— BEGIN —
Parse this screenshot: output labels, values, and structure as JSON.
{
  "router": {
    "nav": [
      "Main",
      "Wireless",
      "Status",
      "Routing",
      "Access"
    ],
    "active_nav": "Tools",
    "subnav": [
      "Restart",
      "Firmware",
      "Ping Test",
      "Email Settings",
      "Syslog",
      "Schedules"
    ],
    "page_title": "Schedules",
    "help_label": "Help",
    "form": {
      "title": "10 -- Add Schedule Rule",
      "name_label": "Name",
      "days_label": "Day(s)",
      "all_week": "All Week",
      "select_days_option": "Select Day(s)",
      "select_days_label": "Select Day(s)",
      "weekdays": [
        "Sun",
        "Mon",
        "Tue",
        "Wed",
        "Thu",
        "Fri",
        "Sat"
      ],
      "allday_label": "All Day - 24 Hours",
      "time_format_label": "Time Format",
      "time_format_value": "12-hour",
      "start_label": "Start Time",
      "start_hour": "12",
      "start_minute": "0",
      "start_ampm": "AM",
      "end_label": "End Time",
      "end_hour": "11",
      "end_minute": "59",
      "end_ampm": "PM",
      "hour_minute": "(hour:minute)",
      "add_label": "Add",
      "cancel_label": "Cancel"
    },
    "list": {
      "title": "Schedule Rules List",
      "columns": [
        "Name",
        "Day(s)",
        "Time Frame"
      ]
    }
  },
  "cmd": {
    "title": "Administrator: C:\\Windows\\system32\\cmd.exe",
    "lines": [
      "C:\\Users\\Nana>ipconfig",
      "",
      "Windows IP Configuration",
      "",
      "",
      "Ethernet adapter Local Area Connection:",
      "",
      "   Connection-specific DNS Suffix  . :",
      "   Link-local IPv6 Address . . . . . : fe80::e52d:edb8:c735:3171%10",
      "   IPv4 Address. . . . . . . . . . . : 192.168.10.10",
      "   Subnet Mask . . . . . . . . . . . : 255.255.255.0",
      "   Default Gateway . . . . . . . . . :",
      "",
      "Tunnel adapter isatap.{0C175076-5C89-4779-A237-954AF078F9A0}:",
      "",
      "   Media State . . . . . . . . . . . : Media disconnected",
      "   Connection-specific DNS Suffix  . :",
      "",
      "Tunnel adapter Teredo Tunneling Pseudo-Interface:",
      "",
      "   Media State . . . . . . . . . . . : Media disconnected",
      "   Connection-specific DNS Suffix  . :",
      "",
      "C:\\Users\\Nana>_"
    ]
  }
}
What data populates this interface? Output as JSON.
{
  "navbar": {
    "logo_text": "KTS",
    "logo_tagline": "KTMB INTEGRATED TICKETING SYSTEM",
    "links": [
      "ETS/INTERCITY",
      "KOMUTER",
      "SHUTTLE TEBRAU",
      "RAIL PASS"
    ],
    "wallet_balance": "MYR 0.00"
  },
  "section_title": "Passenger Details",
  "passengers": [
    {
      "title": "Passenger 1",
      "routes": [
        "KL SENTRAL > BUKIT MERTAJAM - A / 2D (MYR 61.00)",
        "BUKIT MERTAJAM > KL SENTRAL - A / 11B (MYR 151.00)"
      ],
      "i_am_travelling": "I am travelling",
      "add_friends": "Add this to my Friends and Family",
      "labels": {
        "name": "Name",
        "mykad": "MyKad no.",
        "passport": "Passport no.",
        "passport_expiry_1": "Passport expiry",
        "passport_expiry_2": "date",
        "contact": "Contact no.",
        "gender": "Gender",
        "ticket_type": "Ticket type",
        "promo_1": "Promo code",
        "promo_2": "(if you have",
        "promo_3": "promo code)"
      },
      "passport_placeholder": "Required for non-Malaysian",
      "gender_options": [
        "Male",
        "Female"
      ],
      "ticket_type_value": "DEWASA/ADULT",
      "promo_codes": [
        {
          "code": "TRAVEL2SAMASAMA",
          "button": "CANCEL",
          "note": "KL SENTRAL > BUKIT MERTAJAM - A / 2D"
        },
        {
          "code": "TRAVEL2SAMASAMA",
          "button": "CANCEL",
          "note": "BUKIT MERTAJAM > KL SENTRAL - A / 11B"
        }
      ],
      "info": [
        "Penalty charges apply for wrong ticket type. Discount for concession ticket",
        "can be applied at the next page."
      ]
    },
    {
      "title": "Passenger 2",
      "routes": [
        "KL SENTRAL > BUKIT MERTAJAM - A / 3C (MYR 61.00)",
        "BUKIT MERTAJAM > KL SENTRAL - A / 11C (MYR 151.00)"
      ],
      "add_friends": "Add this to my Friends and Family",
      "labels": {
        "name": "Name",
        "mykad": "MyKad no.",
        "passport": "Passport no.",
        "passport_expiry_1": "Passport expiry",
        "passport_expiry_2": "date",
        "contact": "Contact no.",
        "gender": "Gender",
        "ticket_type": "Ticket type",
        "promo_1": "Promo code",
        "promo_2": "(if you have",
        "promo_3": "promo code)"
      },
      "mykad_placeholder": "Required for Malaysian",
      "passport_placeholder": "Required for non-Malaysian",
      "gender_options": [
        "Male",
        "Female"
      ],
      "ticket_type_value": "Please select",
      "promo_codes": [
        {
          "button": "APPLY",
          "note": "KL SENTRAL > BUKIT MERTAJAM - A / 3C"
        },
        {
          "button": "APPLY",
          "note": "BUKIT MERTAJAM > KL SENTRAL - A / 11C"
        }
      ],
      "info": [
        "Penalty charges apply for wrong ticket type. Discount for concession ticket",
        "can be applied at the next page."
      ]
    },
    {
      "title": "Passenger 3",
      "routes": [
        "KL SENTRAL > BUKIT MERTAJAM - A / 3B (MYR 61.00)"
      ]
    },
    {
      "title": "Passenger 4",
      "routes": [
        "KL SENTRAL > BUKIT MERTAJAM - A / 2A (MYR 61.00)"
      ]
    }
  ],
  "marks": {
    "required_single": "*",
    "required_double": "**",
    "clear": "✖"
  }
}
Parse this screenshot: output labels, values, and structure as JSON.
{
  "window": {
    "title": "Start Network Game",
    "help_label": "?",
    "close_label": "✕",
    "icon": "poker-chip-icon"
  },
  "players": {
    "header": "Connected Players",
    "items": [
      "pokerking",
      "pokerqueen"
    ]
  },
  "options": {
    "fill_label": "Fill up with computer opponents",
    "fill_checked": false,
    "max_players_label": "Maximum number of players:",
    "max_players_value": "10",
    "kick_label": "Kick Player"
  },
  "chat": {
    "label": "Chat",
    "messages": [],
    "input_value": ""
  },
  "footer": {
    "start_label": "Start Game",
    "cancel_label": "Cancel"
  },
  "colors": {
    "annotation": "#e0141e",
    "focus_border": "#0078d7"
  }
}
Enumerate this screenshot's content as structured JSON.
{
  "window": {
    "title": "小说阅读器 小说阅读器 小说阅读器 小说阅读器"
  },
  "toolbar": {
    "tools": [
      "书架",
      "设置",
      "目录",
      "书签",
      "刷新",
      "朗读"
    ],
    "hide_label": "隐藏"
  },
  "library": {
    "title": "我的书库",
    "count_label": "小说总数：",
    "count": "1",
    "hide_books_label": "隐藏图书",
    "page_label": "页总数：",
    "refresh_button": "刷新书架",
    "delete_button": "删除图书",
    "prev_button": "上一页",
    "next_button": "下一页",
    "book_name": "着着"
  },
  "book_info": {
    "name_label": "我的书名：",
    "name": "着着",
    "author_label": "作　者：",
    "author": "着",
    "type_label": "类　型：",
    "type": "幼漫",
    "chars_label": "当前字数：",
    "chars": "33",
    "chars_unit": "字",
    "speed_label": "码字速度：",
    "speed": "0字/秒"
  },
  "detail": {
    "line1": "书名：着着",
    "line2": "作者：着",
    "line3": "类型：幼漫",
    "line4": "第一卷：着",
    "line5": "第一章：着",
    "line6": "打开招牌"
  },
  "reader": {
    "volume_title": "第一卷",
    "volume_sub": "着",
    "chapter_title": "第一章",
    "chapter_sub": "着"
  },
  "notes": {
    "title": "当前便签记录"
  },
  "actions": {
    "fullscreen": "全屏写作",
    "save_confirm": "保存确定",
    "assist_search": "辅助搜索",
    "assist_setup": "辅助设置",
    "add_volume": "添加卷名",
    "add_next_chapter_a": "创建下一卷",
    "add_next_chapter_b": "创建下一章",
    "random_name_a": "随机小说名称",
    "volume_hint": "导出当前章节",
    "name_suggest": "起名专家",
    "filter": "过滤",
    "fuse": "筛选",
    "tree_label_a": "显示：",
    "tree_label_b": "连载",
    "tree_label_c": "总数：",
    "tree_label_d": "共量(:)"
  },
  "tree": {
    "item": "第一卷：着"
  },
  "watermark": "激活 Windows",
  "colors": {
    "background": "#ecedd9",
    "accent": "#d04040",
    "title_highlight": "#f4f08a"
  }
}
— END —
_Work to do_. Please list every line of the records that contains "Address".

_Result of the exercise_.
      "   Link-local IPv6 Address . . . . . : fe80::e52d:edb8:c735:3171%10",
      "   IPv4 Address. . . . . . . . . . . : 192.168.10.10",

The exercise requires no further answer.